Return each entry exactly, with none missing.
— begin Available data —
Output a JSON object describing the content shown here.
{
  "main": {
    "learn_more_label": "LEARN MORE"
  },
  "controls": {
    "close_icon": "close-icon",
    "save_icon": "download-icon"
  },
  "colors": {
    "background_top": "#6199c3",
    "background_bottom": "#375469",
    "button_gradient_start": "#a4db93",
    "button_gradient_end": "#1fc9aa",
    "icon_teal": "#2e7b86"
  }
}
— end Available data —
#### Full response
Output a JSON object describing the content shown here.
{
  "main": {
    "learn_more_label": "LEARN MORE"
  },
  "controls": {
    "close_icon": "close-icon",
    "save_icon": "download-icon"
  },
  "colors": {
    "background_top": "#6199c3",
    "background_bottom": "#375469",
    "button_gradient_start": "#a4db93",
    "button_gradient_end": "#1fc9aa",
    "icon_teal": "#2e7b86"
  }
}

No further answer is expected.